■ WHAT TO PRODUCE: Below is a block of records: output all of them exactly and leave out the pictures.

■ DATA SUPPLIED:
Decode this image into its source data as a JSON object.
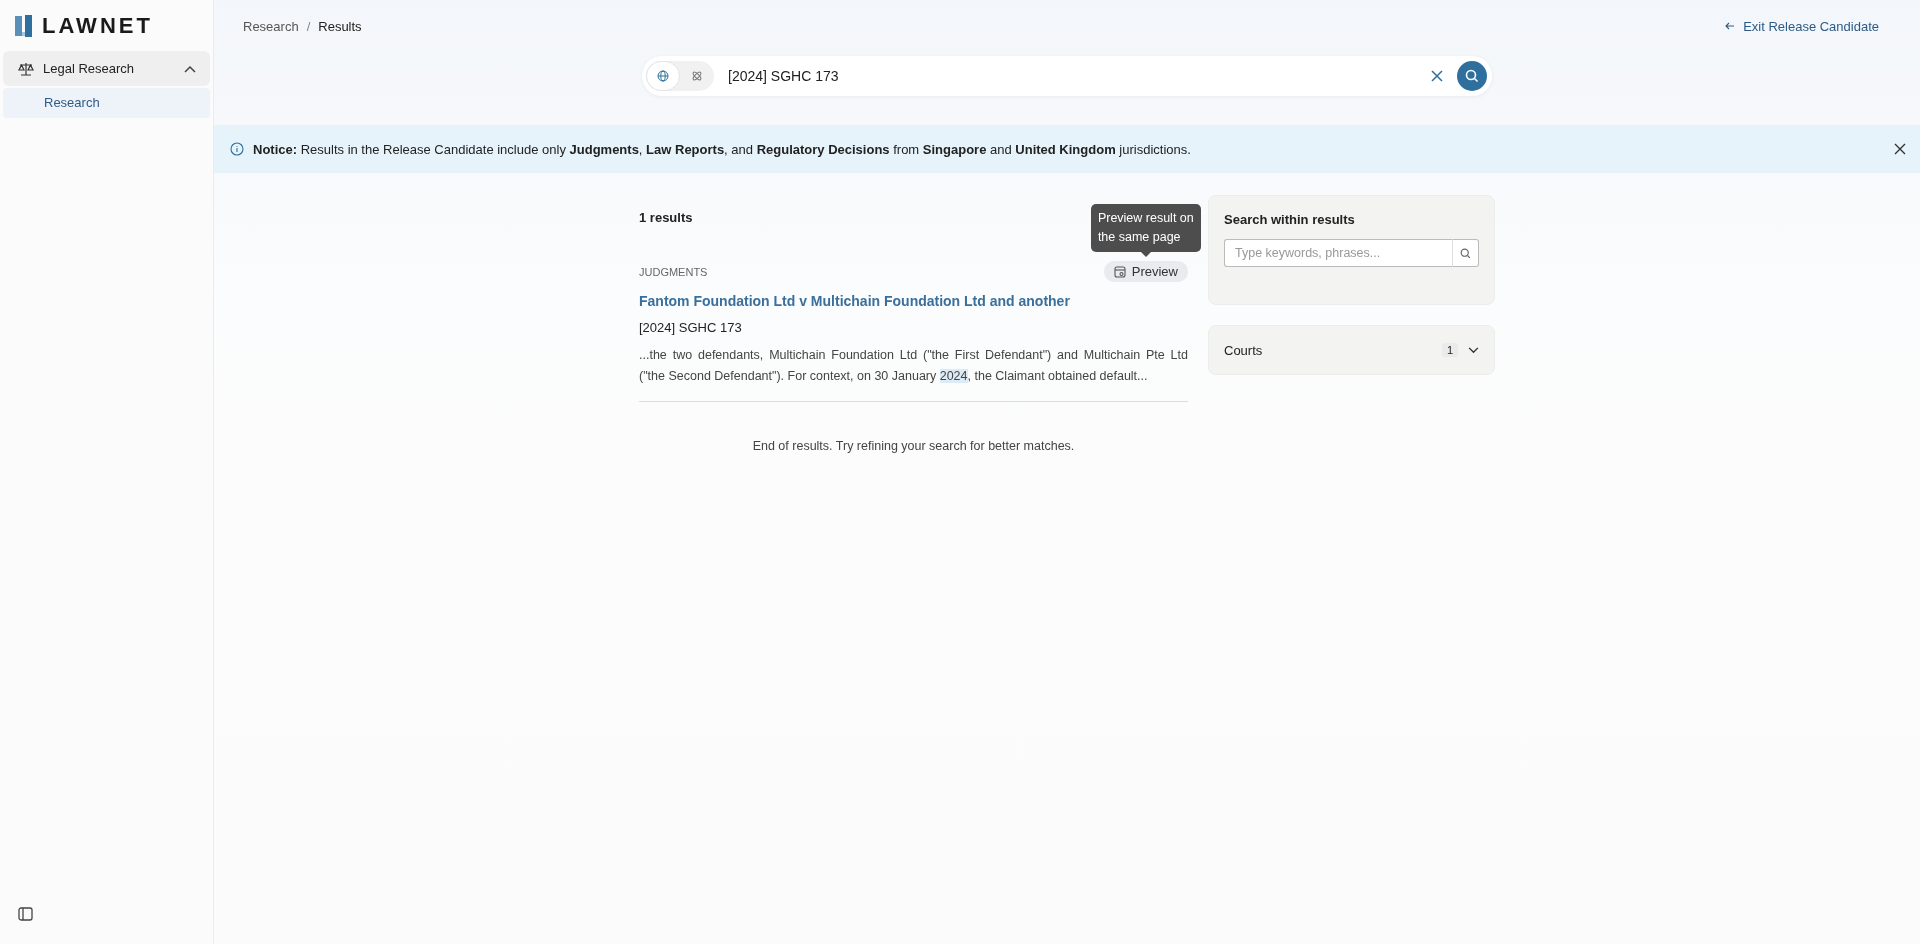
{
  "sidebar": {
    "logo": "LAWNET",
    "items": [
      {
        "label": "Legal Research",
        "expanded": true,
        "children": [
          {
            "label": "Research",
            "selected": true
          }
        ]
      }
    ]
  },
  "breadcrumb": [
    "Research",
    "Results"
  ],
  "breadcrumb_separator": "/",
  "exit_link": "Exit Release Candidate",
  "search": {
    "scopes": [
      {
        "kind": "globe",
        "selected": true
      },
      {
        "kind": "atom",
        "selected": false
      }
    ],
    "value": "[2024] SGHC 173"
  },
  "notice": "**Notice:** Results in the Release Candidate include only **Judgments**, **Law Reports**, and **Regulatory Decisions** from **Singapore** and **United Kingdom** jurisdictions.",
  "results": {
    "count": "1 results",
    "items": [
      {
        "category": "JUDGMENTS",
        "preview_button": "Preview",
        "tooltip": "Preview result on the same page",
        "title": "Fantom Foundation Ltd v Multichain Foundation Ltd and another",
        "citation": "[2024] SGHC 173",
        "snippet": [
          {
            "text": "...the two defendants, Multichain Foundation Ltd (\"the First Defendant\") and Multichain Pte Ltd (\"the Second Defendant\"). For context, on 30 January ",
            "highlighted": false
          },
          {
            "text": "2024",
            "highlighted": true
          },
          {
            "text": ", the Claimant obtained default...",
            "highlighted": false
          }
        ]
      }
    ],
    "end_message": "End of results. Try refining your search for better matches."
  },
  "filters": {
    "search_within": {
      "title": "Search within results",
      "placeholder": "Type keywords, phrases..."
    },
    "facets": [
      {
        "label": "Courts",
        "count": "1",
        "expanded": false
      }
    ]
  }
}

■ CORRECT RESULT:
Decode this image into its source data as a JSON object.
{
  "sidebar": {
    "logo": "LAWNET",
    "items": [
      {
        "label": "Legal Research",
        "expanded": true,
        "children": [
          {
            "label": "Research",
            "selected": true
          }
        ]
      }
    ]
  },
  "breadcrumb": [
    "Research",
    "Results"
  ],
  "breadcrumb_separator": "/",
  "exit_link": "Exit Release Candidate",
  "search": {
    "scopes": [
      {
        "kind": "globe",
        "selected": true
      },
      {
        "kind": "atom",
        "selected": false
      }
    ],
    "value": "[2024] SGHC 173"
  },
  "notice": "**Notice:** Results in the Release Candidate include only **Judgments**, **Law Reports**, and **Regulatory Decisions** from **Singapore** and **United Kingdom** jurisdictions.",
  "results": {
    "count": "1 results",
    "items": [
      {
        "category": "JUDGMENTS",
        "preview_button": "Preview",
        "tooltip": "Preview result on the same page",
        "title": "Fantom Foundation Ltd v Multichain Foundation Ltd and another",
        "citation": "[2024] SGHC 173",
        "snippet": [
          {
            "text": "...the two defendants, Multichain Foundation Ltd (\"the First Defendant\") and Multichain Pte Ltd (\"the Second Defendant\"). For context, on 30 January ",
            "highlighted": false
          },
          {
            "text": "2024",
            "highlighted": true
          },
          {
            "text": ", the Claimant obtained default...",
            "highlighted": false
          }
        ]
      }
    ],
    "end_message": "End of results. Try refining your search for better matches."
  },
  "filters": {
    "search_within": {
      "title": "Search within results",
      "placeholder": "Type keywords, phrases..."
    },
    "facets": [
      {
        "label": "Courts",
        "count": "1",
        "expanded": false
      }
    ]
  }
}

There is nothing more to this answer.